### Records for processing
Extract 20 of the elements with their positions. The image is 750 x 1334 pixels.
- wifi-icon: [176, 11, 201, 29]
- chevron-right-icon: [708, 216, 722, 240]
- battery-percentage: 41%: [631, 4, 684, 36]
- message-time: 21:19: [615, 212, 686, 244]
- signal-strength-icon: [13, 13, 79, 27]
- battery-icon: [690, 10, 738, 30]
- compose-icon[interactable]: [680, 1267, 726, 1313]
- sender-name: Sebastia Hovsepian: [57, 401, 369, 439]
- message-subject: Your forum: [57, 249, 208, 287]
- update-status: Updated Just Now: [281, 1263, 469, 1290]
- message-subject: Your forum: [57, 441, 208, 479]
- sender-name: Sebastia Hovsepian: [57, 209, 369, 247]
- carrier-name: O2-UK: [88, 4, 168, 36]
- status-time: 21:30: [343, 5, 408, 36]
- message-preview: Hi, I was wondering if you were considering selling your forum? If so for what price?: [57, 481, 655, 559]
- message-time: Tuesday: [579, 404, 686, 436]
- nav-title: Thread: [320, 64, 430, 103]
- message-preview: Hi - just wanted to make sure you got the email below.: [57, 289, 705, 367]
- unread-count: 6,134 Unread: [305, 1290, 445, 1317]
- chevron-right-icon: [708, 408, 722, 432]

### Required work
Rewrite the records from their start through the line that contains "- compose-icon[interactable]: [680, 1267, 726, 1313]", inclusive, replacing "battery" with "power" and leaving everything else unchanged.

### Response to the exercise
Extract 20 of the elements with their positions. The image is 750 x 1334 pixels.
- wifi-icon: [176, 11, 201, 29]
- chevron-right-icon: [708, 216, 722, 240]
- power-percentage: 41%: [631, 4, 684, 36]
- message-time: 21:19: [615, 212, 686, 244]
- signal-strength-icon: [13, 13, 79, 27]
- power-icon: [690, 10, 738, 30]
- compose-icon[interactable]: [680, 1267, 726, 1313]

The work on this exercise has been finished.